— Begin PROVIDED ENTRIES —

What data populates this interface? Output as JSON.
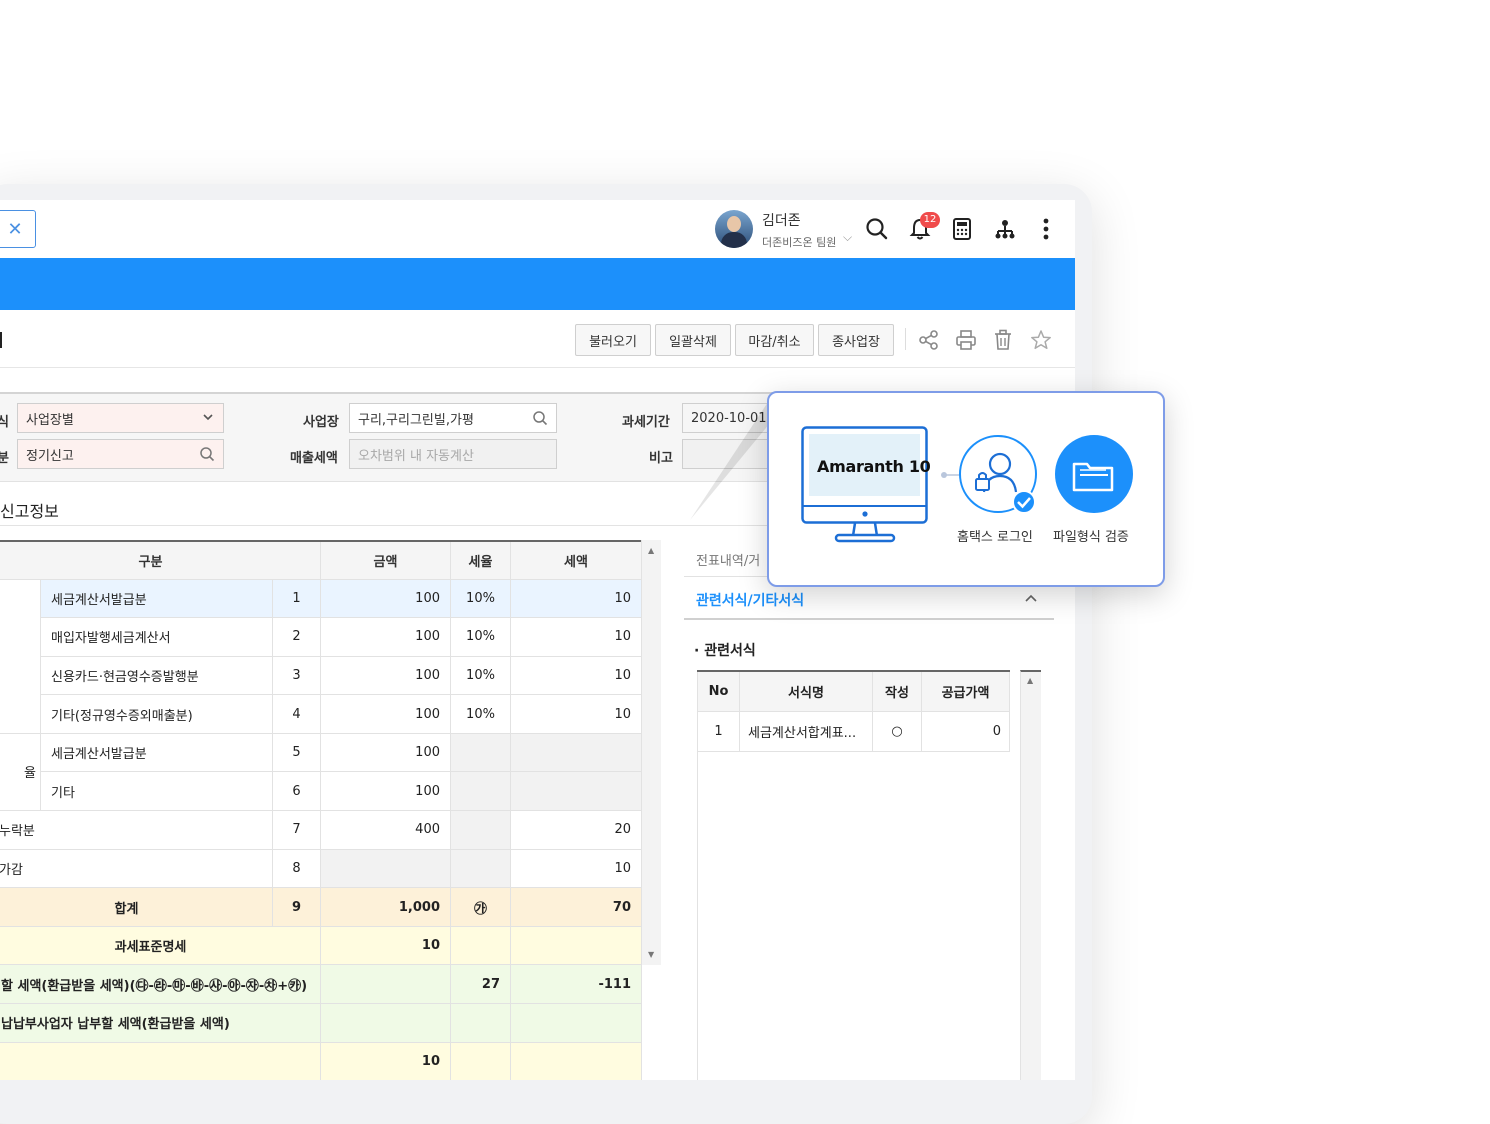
{
  "user": {
    "name": "김더존",
    "org": "더존비즈온 팀원",
    "notification_count": "12"
  },
  "header_icons": [
    "search-icon",
    "bell-icon",
    "calculator-icon",
    "org-chart-icon",
    "more-icon"
  ],
  "toolbar": {
    "btn_load": "불러오기",
    "btn_delete_all": "일괄삭제",
    "btn_close": "마감/취소",
    "btn_branch": "종사업장"
  },
  "toolbar_icons": [
    "share-icon",
    "print-icon",
    "trash-icon",
    "star-icon"
  ],
  "form": {
    "method_label": "식",
    "method_value": "사업장별",
    "type_label": "분",
    "type_value": "정기신고",
    "site_label": "사업장",
    "site_value": "구리,구리그린빌,가평",
    "sales_label": "매출세액",
    "sales_placeholder": "오차범위 내 자동계산",
    "period_label": "과세기간",
    "period_value": "2020-10-01",
    "note_label": "비고"
  },
  "section_title": "신고정보",
  "table": {
    "headers": [
      "구분",
      "",
      "금액",
      "세율",
      "세액"
    ],
    "rows": [
      {
        "left": "",
        "name": "세금계산서발급분",
        "no": "1",
        "amount": "100",
        "rate": "10%",
        "tax": "10"
      },
      {
        "left": "",
        "name": "매입자발행세금계산서",
        "no": "2",
        "amount": "100",
        "rate": "10%",
        "tax": "10"
      },
      {
        "left": "",
        "name": "신용카드·현금영수증발행분",
        "no": "3",
        "amount": "100",
        "rate": "10%",
        "tax": "10"
      },
      {
        "left": "",
        "name": "기타(정규영수증외매출분)",
        "no": "4",
        "amount": "100",
        "rate": "10%",
        "tax": "10"
      },
      {
        "left": "율",
        "name": "세금계산서발급분",
        "no": "5",
        "amount": "100",
        "rate": "",
        "tax": ""
      },
      {
        "left": "",
        "name": "기타",
        "no": "6",
        "amount": "100",
        "rate": "",
        "tax": ""
      },
      {
        "left": "누락분",
        "name": "",
        "no": "7",
        "amount": "400",
        "rate": "",
        "tax": "20"
      },
      {
        "left": "가감",
        "name": "",
        "no": "8",
        "amount": "",
        "rate": "",
        "tax": "10"
      }
    ],
    "sum": {
      "label": "합계",
      "no": "9",
      "amount": "1,000",
      "rate": "㉮",
      "tax": "70"
    },
    "standard": {
      "label": "과세표준명세",
      "value": "10"
    },
    "payable": {
      "label": "할 세액(환급받을 세액)(㉰-㉱-㉲-㉳-㉴-㉵-㉶-㉷+㉸)",
      "value1": "27",
      "value2": "-111"
    },
    "consolidated": {
      "label": "납납부사업자 납부할 세액(환급받을 세액)"
    },
    "last": {
      "value": "10"
    }
  },
  "right_panel": {
    "tab": "전표내역/거",
    "accordion": "관련서식/기타서식",
    "subtitle": "· 관련서식",
    "headers": [
      "No",
      "서식명",
      "작성",
      "공급가액"
    ],
    "rows": [
      {
        "no": "1",
        "name": "세금계산서합계표...",
        "written": "○",
        "amount": "0"
      }
    ]
  },
  "popup": {
    "brand": "Amaranth 10",
    "step1": "홈택스 로그인",
    "step2": "파일형식 검증"
  },
  "colors": {
    "accent": "#1c90fb",
    "popup_border": "#7e9ce8",
    "sum_row": "#fdf1d9",
    "required_field": "#fdf1ef"
  }
}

— End PROVIDED ENTRIES —

PROBLEM DESCRIPTION
Copy all the records above exactly, but leave out the pictures.

WORKED SOLUTION
What data populates this interface? Output as JSON.
{
  "user": {
    "name": "김더존",
    "org": "더존비즈온 팀원",
    "notification_count": "12"
  },
  "header_icons": [
    "search-icon",
    "bell-icon",
    "calculator-icon",
    "org-chart-icon",
    "more-icon"
  ],
  "toolbar": {
    "btn_load": "불러오기",
    "btn_delete_all": "일괄삭제",
    "btn_close": "마감/취소",
    "btn_branch": "종사업장"
  },
  "toolbar_icons": [
    "share-icon",
    "print-icon",
    "trash-icon",
    "star-icon"
  ],
  "form": {
    "method_label": "식",
    "method_value": "사업장별",
    "type_label": "분",
    "type_value": "정기신고",
    "site_label": "사업장",
    "site_value": "구리,구리그린빌,가평",
    "sales_label": "매출세액",
    "sales_placeholder": "오차범위 내 자동계산",
    "period_label": "과세기간",
    "period_value": "2020-10-01",
    "note_label": "비고"
  },
  "section_title": "신고정보",
  "table": {
    "headers": [
      "구분",
      "",
      "금액",
      "세율",
      "세액"
    ],
    "rows": [
      {
        "left": "",
        "name": "세금계산서발급분",
        "no": "1",
        "amount": "100",
        "rate": "10%",
        "tax": "10"
      },
      {
        "left": "",
        "name": "매입자발행세금계산서",
        "no": "2",
        "amount": "100",
        "rate": "10%",
        "tax": "10"
      },
      {
        "left": "",
        "name": "신용카드·현금영수증발행분",
        "no": "3",
        "amount": "100",
        "rate": "10%",
        "tax": "10"
      },
      {
        "left": "",
        "name": "기타(정규영수증외매출분)",
        "no": "4",
        "amount": "100",
        "rate": "10%",
        "tax": "10"
      },
      {
        "left": "율",
        "name": "세금계산서발급분",
        "no": "5",
        "amount": "100",
        "rate": "",
        "tax": ""
      },
      {
        "left": "",
        "name": "기타",
        "no": "6",
        "amount": "100",
        "rate": "",
        "tax": ""
      },
      {
        "left": "누락분",
        "name": "",
        "no": "7",
        "amount": "400",
        "rate": "",
        "tax": "20"
      },
      {
        "left": "가감",
        "name": "",
        "no": "8",
        "amount": "",
        "rate": "",
        "tax": "10"
      }
    ],
    "sum": {
      "label": "합계",
      "no": "9",
      "amount": "1,000",
      "rate": "㉮",
      "tax": "70"
    },
    "standard": {
      "label": "과세표준명세",
      "value": "10"
    },
    "payable": {
      "label": "할 세액(환급받을 세액)(㉰-㉱-㉲-㉳-㉴-㉵-㉶-㉷+㉸)",
      "value1": "27",
      "value2": "-111"
    },
    "consolidated": {
      "label": "납납부사업자 납부할 세액(환급받을 세액)"
    },
    "last": {
      "value": "10"
    }
  },
  "right_panel": {
    "tab": "전표내역/거",
    "accordion": "관련서식/기타서식",
    "subtitle": "· 관련서식",
    "headers": [
      "No",
      "서식명",
      "작성",
      "공급가액"
    ],
    "rows": [
      {
        "no": "1",
        "name": "세금계산서합계표...",
        "written": "○",
        "amount": "0"
      }
    ]
  },
  "popup": {
    "brand": "Amaranth 10",
    "step1": "홈택스 로그인",
    "step2": "파일형식 검증"
  },
  "colors": {
    "accent": "#1c90fb",
    "popup_border": "#7e9ce8",
    "sum_row": "#fdf1d9",
    "required_field": "#fdf1ef"
  }
}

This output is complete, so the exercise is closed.